Records about charts and figures:
○ ○ ○ ○

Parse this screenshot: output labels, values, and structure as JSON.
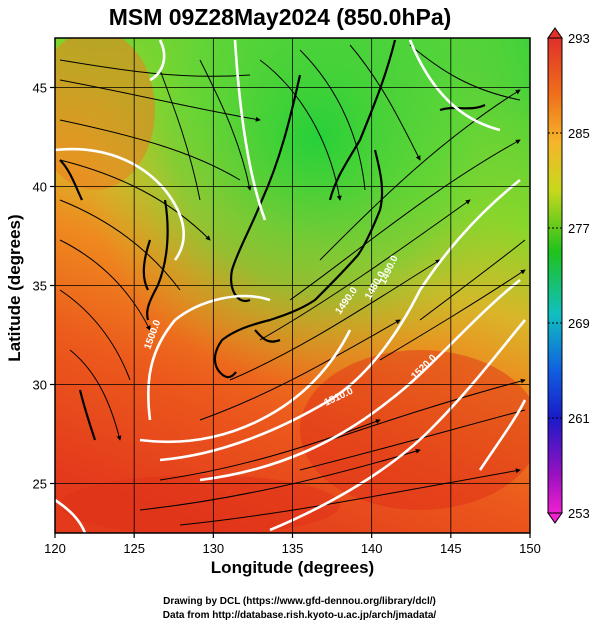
{
  "title": "MSM 09Z28May2024 (850.0hPa)",
  "map": {
    "x_axis": {
      "label": "Longitude (degrees)",
      "range": [
        120,
        150
      ],
      "ticks": [
        {
          "value": 120,
          "label": "120"
        },
        {
          "value": 125,
          "label": "125"
        },
        {
          "value": 130,
          "label": "130"
        },
        {
          "value": 135,
          "label": "135"
        },
        {
          "value": 140,
          "label": "140"
        },
        {
          "value": 145,
          "label": "145"
        },
        {
          "value": 150,
          "label": "150"
        }
      ]
    },
    "y_axis": {
      "label": "Latitude  (degrees)",
      "range": [
        22.5,
        47.5
      ],
      "ticks": [
        {
          "value": 25,
          "label": "25"
        },
        {
          "value": 30,
          "label": "30"
        },
        {
          "value": 35,
          "label": "35"
        },
        {
          "value": 40,
          "label": "40"
        },
        {
          "value": 45,
          "label": "45"
        }
      ]
    },
    "grid": true,
    "contour_labels": [
      "1500.0",
      "1510.0",
      "1490.0",
      "1480.0",
      "1490.0",
      "1520.0"
    ]
  },
  "colorbar": {
    "range": [
      253,
      293
    ],
    "labels": [
      {
        "value": 293,
        "label": "293"
      },
      {
        "value": 285,
        "label": "285"
      },
      {
        "value": 277,
        "label": "277"
      },
      {
        "value": 269,
        "label": "269"
      },
      {
        "value": 261,
        "label": "261"
      },
      {
        "value": 253,
        "label": "253"
      }
    ]
  },
  "credits": {
    "line1": "Drawing by DCL (https://www.gfd-dennou.org/library/dcl/)",
    "line2": "Data from http://database.rish.kyoto-u.ac.jp/arch/jmadata/"
  }
}
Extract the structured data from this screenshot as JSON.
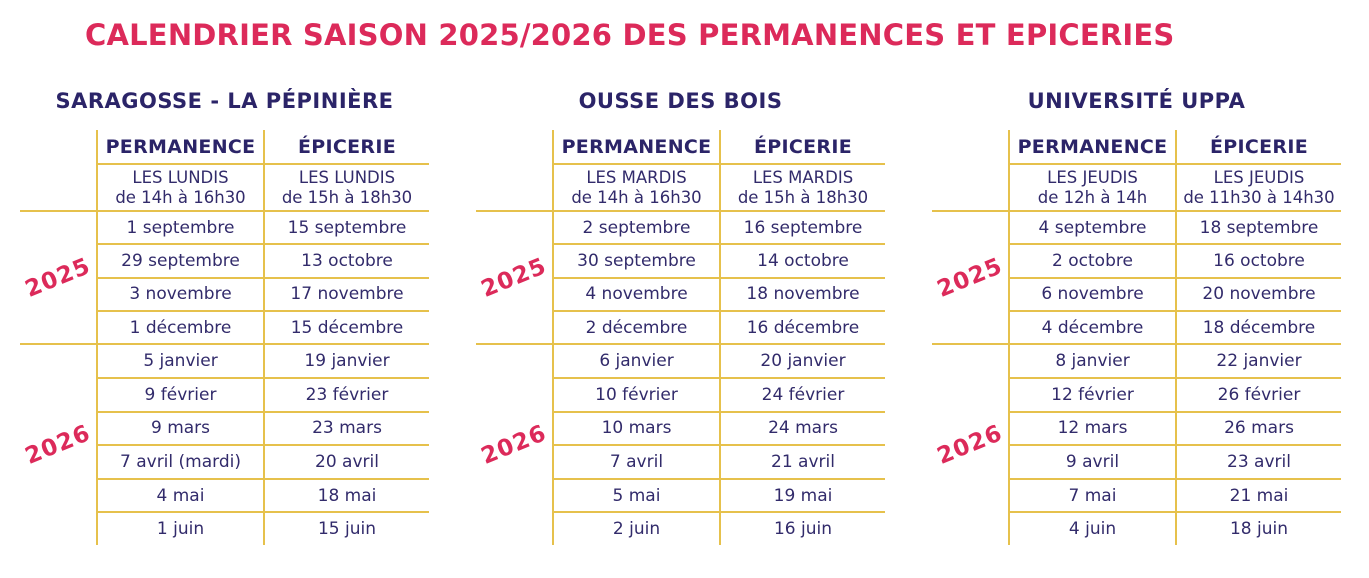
{
  "title": "CALENDRIER SAISON 2025/2026 DES PERMANENCES ET EPICERIES",
  "colors": {
    "accent_pink": "#DC2A5A",
    "text_navy": "#322B6B",
    "grid_gold": "#E6C14C",
    "background": "#FFFFFF"
  },
  "tables": [
    {
      "location": "SARAGOSSE - LA PÉPINIÈRE",
      "columns": [
        "PERMANENCE",
        "ÉPICERIE"
      ],
      "schedules": [
        [
          "LES LUNDIS",
          "de 14h à 16h30"
        ],
        [
          "LES LUNDIS",
          "de 15h à 18h30"
        ]
      ],
      "year_blocks": [
        {
          "year": "2025",
          "rows": [
            [
              "1 septembre",
              "15 septembre"
            ],
            [
              "29 septembre",
              "13 octobre"
            ],
            [
              "3 novembre",
              "17 novembre"
            ],
            [
              "1 décembre",
              "15 décembre"
            ]
          ]
        },
        {
          "year": "2026",
          "rows": [
            [
              "5 janvier",
              "19 janvier"
            ],
            [
              "9 février",
              "23 février"
            ],
            [
              "9 mars",
              "23 mars"
            ],
            [
              "7 avril (mardi)",
              "20 avril"
            ],
            [
              "4 mai",
              "18 mai"
            ],
            [
              "1 juin",
              "15 juin"
            ]
          ]
        }
      ]
    },
    {
      "location": "OUSSE DES BOIS",
      "columns": [
        "PERMANENCE",
        "ÉPICERIE"
      ],
      "schedules": [
        [
          "LES MARDIS",
          "de 14h à 16h30"
        ],
        [
          "LES MARDIS",
          "de 15h à 18h30"
        ]
      ],
      "year_blocks": [
        {
          "year": "2025",
          "rows": [
            [
              "2 septembre",
              "16 septembre"
            ],
            [
              "30 septembre",
              "14 octobre"
            ],
            [
              "4 novembre",
              "18 novembre"
            ],
            [
              "2 décembre",
              "16 décembre"
            ]
          ]
        },
        {
          "year": "2026",
          "rows": [
            [
              "6 janvier",
              "20 janvier"
            ],
            [
              "10 février",
              "24 février"
            ],
            [
              "10 mars",
              "24 mars"
            ],
            [
              "7 avril",
              "21 avril"
            ],
            [
              "5 mai",
              "19 mai"
            ],
            [
              "2 juin",
              "16 juin"
            ]
          ]
        }
      ]
    },
    {
      "location": "UNIVERSITÉ UPPA",
      "columns": [
        "PERMANENCE",
        "ÉPICERIE"
      ],
      "schedules": [
        [
          "LES JEUDIS",
          "de 12h à 14h"
        ],
        [
          "LES JEUDIS",
          "de 11h30 à 14h30"
        ]
      ],
      "year_blocks": [
        {
          "year": "2025",
          "rows": [
            [
              "4 septembre",
              "18 septembre"
            ],
            [
              "2 octobre",
              "16 octobre"
            ],
            [
              "6 novembre",
              "20 novembre"
            ],
            [
              "4 décembre",
              "18 décembre"
            ]
          ]
        },
        {
          "year": "2026",
          "rows": [
            [
              "8 janvier",
              "22 janvier"
            ],
            [
              "12 février",
              "26 février"
            ],
            [
              "12 mars",
              "26 mars"
            ],
            [
              "9 avril",
              "23 avril"
            ],
            [
              "7 mai",
              "21 mai"
            ],
            [
              "4 juin",
              "18 juin"
            ]
          ]
        }
      ]
    }
  ]
}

○ ○ ○ ○

▶ [Exercise description]
Reproduce every record above exactly, omitting the pictures.

▶ [Completed exercise]
Parse this screenshot: output labels, values, and structure as JSON.
{
  "title": "MSM 09Z28May2024 (850.0hPa)",
  "map": {
    "x_axis": {
      "label": "Longitude (degrees)",
      "range": [
        120,
        150
      ],
      "ticks": [
        {
          "value": 120,
          "label": "120"
        },
        {
          "value": 125,
          "label": "125"
        },
        {
          "value": 130,
          "label": "130"
        },
        {
          "value": 135,
          "label": "135"
        },
        {
          "value": 140,
          "label": "140"
        },
        {
          "value": 145,
          "label": "145"
        },
        {
          "value": 150,
          "label": "150"
        }
      ]
    },
    "y_axis": {
      "label": "Latitude  (degrees)",
      "range": [
        22.5,
        47.5
      ],
      "ticks": [
        {
          "value": 25,
          "label": "25"
        },
        {
          "value": 30,
          "label": "30"
        },
        {
          "value": 35,
          "label": "35"
        },
        {
          "value": 40,
          "label": "40"
        },
        {
          "value": 45,
          "label": "45"
        }
      ]
    },
    "grid": true,
    "contour_labels": [
      "1500.0",
      "1510.0",
      "1490.0",
      "1480.0",
      "1490.0",
      "1520.0"
    ]
  },
  "colorbar": {
    "range": [
      253,
      293
    ],
    "labels": [
      {
        "value": 293,
        "label": "293"
      },
      {
        "value": 285,
        "label": "285"
      },
      {
        "value": 277,
        "label": "277"
      },
      {
        "value": 269,
        "label": "269"
      },
      {
        "value": 261,
        "label": "261"
      },
      {
        "value": 253,
        "label": "253"
      }
    ]
  },
  "credits": {
    "line1": "Drawing by DCL (https://www.gfd-dennou.org/library/dcl/)",
    "line2": "Data from http://database.rish.kyoto-u.ac.jp/arch/jmadata/"
  }
}
Extract the structured data from this screenshot as JSON.
{
  "title": "CALENDRIER SAISON 2025/2026 DES PERMANENCES ET EPICERIES",
  "colors": {
    "accent_pink": "#DC2A5A",
    "text_navy": "#322B6B",
    "grid_gold": "#E6C14C",
    "background": "#FFFFFF"
  },
  "tables": [
    {
      "location": "SARAGOSSE - LA PÉPINIÈRE",
      "columns": [
        "PERMANENCE",
        "ÉPICERIE"
      ],
      "schedules": [
        [
          "LES LUNDIS",
          "de 14h à 16h30"
        ],
        [
          "LES LUNDIS",
          "de 15h à 18h30"
        ]
      ],
      "year_blocks": [
        {
          "year": "2025",
          "rows": [
            [
              "1 septembre",
              "15 septembre"
            ],
            [
              "29 septembre",
              "13 octobre"
            ],
            [
              "3 novembre",
              "17 novembre"
            ],
            [
              "1 décembre",
              "15 décembre"
            ]
          ]
        },
        {
          "year": "2026",
          "rows": [
            [
              "5 janvier",
              "19 janvier"
            ],
            [
              "9 février",
              "23 février"
            ],
            [
              "9 mars",
              "23 mars"
            ],
            [
              "7 avril (mardi)",
              "20 avril"
            ],
            [
              "4 mai",
              "18 mai"
            ],
            [
              "1 juin",
              "15 juin"
            ]
          ]
        }
      ]
    },
    {
      "location": "OUSSE DES BOIS",
      "columns": [
        "PERMANENCE",
        "ÉPICERIE"
      ],
      "schedules": [
        [
          "LES MARDIS",
          "de 14h à 16h30"
        ],
        [
          "LES MARDIS",
          "de 15h à 18h30"
        ]
      ],
      "year_blocks": [
        {
          "year": "2025",
          "rows": [
            [
              "2 septembre",
              "16 septembre"
            ],
            [
              "30 septembre",
              "14 octobre"
            ],
            [
              "4 novembre",
              "18 novembre"
            ],
            [
              "2 décembre",
              "16 décembre"
            ]
          ]
        },
        {
          "year": "2026",
          "rows": [
            [
              "6 janvier",
              "20 janvier"
            ],
            [
              "10 février",
              "24 février"
            ],
            [
              "10 mars",
              "24 mars"
            ],
            [
              "7 avril",
              "21 avril"
            ],
            [
              "5 mai",
              "19 mai"
            ],
            [
              "2 juin",
              "16 juin"
            ]
          ]
        }
      ]
    },
    {
      "location": "UNIVERSITÉ UPPA",
      "columns": [
        "PERMANENCE",
        "ÉPICERIE"
      ],
      "schedules": [
        [
          "LES JEUDIS",
          "de 12h à 14h"
        ],
        [
          "LES JEUDIS",
          "de 11h30 à 14h30"
        ]
      ],
      "year_blocks": [
        {
          "year": "2025",
          "rows": [
            [
              "4 septembre",
              "18 septembre"
            ],
            [
              "2 octobre",
              "16 octobre"
            ],
            [
              "6 novembre",
              "20 novembre"
            ],
            [
              "4 décembre",
              "18 décembre"
            ]
          ]
        },
        {
          "year": "2026",
          "rows": [
            [
              "8 janvier",
              "22 janvier"
            ],
            [
              "12 février",
              "26 février"
            ],
            [
              "12 mars",
              "26 mars"
            ],
            [
              "9 avril",
              "23 avril"
            ],
            [
              "7 mai",
              "21 mai"
            ],
            [
              "4 juin",
              "18 juin"
            ]
          ]
        }
      ]
    }
  ]
}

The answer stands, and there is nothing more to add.